_Task inputs_.
————————
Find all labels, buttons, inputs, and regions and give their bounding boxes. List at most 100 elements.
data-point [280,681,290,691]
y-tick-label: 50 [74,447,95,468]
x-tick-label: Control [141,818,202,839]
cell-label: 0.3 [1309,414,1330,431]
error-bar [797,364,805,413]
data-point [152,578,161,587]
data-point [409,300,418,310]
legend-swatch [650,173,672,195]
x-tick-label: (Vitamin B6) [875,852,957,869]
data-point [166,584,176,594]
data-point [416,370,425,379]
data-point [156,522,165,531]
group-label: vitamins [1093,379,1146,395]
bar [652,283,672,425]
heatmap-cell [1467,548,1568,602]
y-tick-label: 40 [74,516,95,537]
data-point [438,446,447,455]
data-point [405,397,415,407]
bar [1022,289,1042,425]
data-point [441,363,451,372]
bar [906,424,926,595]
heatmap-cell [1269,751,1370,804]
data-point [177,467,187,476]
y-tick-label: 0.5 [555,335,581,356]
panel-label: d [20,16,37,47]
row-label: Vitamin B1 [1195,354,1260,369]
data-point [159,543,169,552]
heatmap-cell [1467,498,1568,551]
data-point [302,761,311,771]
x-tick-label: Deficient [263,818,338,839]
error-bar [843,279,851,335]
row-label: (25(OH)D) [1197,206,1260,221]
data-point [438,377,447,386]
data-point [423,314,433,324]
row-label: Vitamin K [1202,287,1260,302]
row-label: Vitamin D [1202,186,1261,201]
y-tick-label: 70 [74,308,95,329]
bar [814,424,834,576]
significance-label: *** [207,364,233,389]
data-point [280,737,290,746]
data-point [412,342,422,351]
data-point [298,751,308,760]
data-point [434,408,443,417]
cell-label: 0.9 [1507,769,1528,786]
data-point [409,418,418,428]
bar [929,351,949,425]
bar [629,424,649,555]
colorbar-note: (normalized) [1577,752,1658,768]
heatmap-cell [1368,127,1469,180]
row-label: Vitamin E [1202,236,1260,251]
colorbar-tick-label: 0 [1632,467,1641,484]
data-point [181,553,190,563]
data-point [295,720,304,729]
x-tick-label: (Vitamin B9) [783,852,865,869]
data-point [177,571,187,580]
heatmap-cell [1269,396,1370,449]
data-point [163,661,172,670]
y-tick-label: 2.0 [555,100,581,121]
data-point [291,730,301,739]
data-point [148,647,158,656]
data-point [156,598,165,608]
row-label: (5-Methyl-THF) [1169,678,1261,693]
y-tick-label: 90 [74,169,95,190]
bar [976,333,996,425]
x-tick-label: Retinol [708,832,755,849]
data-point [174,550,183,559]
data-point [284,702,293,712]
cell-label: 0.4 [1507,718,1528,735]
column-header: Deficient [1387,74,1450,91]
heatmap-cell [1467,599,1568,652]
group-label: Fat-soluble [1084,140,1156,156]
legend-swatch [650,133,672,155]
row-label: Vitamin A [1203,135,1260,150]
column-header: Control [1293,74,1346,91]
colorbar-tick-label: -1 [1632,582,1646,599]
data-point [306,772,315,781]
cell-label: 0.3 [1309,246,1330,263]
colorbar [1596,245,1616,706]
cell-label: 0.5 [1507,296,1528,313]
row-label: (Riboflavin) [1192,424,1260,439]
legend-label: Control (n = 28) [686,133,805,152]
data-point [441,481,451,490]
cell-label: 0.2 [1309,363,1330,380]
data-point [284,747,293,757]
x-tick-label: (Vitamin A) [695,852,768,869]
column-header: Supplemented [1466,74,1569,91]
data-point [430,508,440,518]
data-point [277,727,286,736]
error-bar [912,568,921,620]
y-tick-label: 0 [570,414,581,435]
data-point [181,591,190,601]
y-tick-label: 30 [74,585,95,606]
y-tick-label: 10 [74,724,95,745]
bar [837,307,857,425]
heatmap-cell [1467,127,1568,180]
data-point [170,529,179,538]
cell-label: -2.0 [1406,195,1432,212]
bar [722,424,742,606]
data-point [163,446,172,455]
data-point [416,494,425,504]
————————
_What to work on_. Convert every line of the records into a Markdown table with two columns, Row and Line, numbering the rows in order and leaving out any blank lines.

_Response to this task_.
| Row | Line |
|---|---|
| 1 | Find all labels, buttons, inputs, and regions and give their bounding boxes. List at most 100 elements. |
| 2 | data-point [280,681,290,691] |
| 3 | y-tick-label: 50 [74,447,95,468] |
| 4 | x-tick-label: Control [141,818,202,839] |
| 5 | cell-label: 0.3 [1309,414,1330,431] |
| 6 | error-bar [797,364,805,413] |
| 7 | data-point [152,578,161,587] |
| 8 | data-point [409,300,418,310] |
| 9 | legend-swatch [650,173,672,195] |
| 10 | x-tick-label: (Vitamin B6) [875,852,957,869] |
| 11 | data-point [166,584,176,594] |
| 12 | data-point [416,370,425,379] |
| 13 | data-point [156,522,165,531] |
| 14 | group-label: vitamins [1093,379,1146,395] |
| 15 | bar [652,283,672,425] |
| 16 | heatmap-cell [1467,548,1568,602] |
| 17 | y-tick-label: 40 [74,516,95,537] |
| 18 | data-point [438,446,447,455] |
| 19 | data-point [405,397,415,407] |
| 20 | bar [1022,289,1042,425] |
| 21 | data-point [441,363,451,372] |
| 22 | bar [906,424,926,595] |
| 23 | heatmap-cell [1269,751,1370,804] |
| 24 | data-point [177,467,187,476] |
| 25 | y-tick-label: 0.5 [555,335,581,356] |
| 26 | panel-label: d [20,16,37,47] |
| 27 | row-label: Vitamin B1 [1195,354,1260,369] |
| 28 | data-point [159,543,169,552] |
| 29 | heatmap-cell [1467,498,1568,551] |
| 30 | data-point [302,761,311,771] |
| 31 | x-tick-label: Deficient [263,818,338,839] |
| 32 | error-bar [843,279,851,335] |
| 33 | row-label: (25(OH)D) [1197,206,1260,221] |
| 34 | data-point [438,377,447,386] |
| 35 | data-point [423,314,433,324] |
| 36 | row-label: Vitamin K [1202,287,1260,302] |
| 37 | row-label: Vitamin D [1202,186,1261,201] |
| 38 | y-tick-label: 70 [74,308,95,329] |
| 39 | bar [814,424,834,576] |
| 40 | significance-label: *** [207,364,233,389] |
| 41 | data-point [280,737,290,746] |
| 42 | data-point [412,342,422,351] |
| 43 | data-point [298,751,308,760] |
| 44 | data-point [434,408,443,417] |
| 45 | cell-label: 0.9 [1507,769,1528,786] |
| 46 | data-point [409,418,418,428] |
| 47 | bar [929,351,949,425] |
| 48 | bar [629,424,649,555] |
| 49 | colorbar-note: (normalized) [1577,752,1658,768] |
| 50 | heatmap-cell [1368,127,1469,180] |
| 51 | row-label: Vitamin E [1202,236,1260,251] |
| 52 | colorbar-tick-label: 0 [1632,467,1641,484] |
| 53 | data-point [181,553,190,563] |
| 54 | data-point [295,720,304,729] |
| 55 | x-tick-label: (Vitamin B9) [783,852,865,869] |
| 56 | data-point [177,571,187,580] |
| 57 | heatmap-cell [1269,396,1370,449] |
| 58 | data-point [163,661,172,670] |
| 59 | y-tick-label: 2.0 [555,100,581,121] |
| 60 | data-point [291,730,301,739] |
| 61 | data-point [148,647,158,656] |
| 62 | data-point [156,598,165,608] |
| 63 | row-label: (5-Methyl-THF) [1169,678,1261,693] |
| 64 | y-tick-label: 90 [74,169,95,190] |
| 65 | bar [976,333,996,425] |
| 66 | x-tick-label: Retinol [708,832,755,849] |
| 67 | data-point [174,550,183,559] |
| 68 | data-point [284,702,293,712] |
| 69 | cell-label: 0.4 [1507,718,1528,735] |
| 70 | column-header: Deficient [1387,74,1450,91] |
| 71 | heatmap-cell [1467,599,1568,652] |
| 72 | group-label: Fat-soluble [1084,140,1156,156] |
| 73 | legend-swatch [650,133,672,155] |
| 74 | row-label: Vitamin A [1203,135,1260,150] |
| 75 | column-header: Control [1293,74,1346,91] |
| 76 | colorbar-tick-label: -1 [1632,582,1646,599] |
| 77 | data-point [306,772,315,781] |
| 78 | cell-label: 0.3 [1309,246,1330,263] |
| 79 | colorbar [1596,245,1616,706] |
| 80 | cell-label: 0.5 [1507,296,1528,313] |
| 81 | row-label: (Riboflavin) [1192,424,1260,439] |
| 82 | legend-label: Control (n = 28) [686,133,805,152] |
| 83 | data-point [441,481,451,490] |
| 84 | cell-label: 0.2 [1309,363,1330,380] |
| 85 | data-point [284,747,293,757] |
| 86 | x-tick-label: (Vitamin A) [695,852,768,869] |
| 87 | column-header: Supplemented [1466,74,1569,91] |
| 88 | data-point [430,508,440,518] |
| 89 | data-point [277,727,286,736] |
| 90 | error-bar [912,568,921,620] |
| 91 | y-tick-label: 0 [570,414,581,435] |
| 92 | data-point [181,591,190,601] |
| 93 | y-tick-label: 30 [74,585,95,606] |
| 94 | y-tick-label: 10 [74,724,95,745] |
| 95 | bar [837,307,857,425] |
| 96 | heatmap-cell [1467,127,1568,180] |
| 97 | data-point [170,529,179,538] |
| 98 | cell-label: -2.0 [1406,195,1432,212] |
| 99 | bar [722,424,742,606] |
| 100 | data-point [163,446,172,455] |
| 101 | data-point [416,494,425,504] |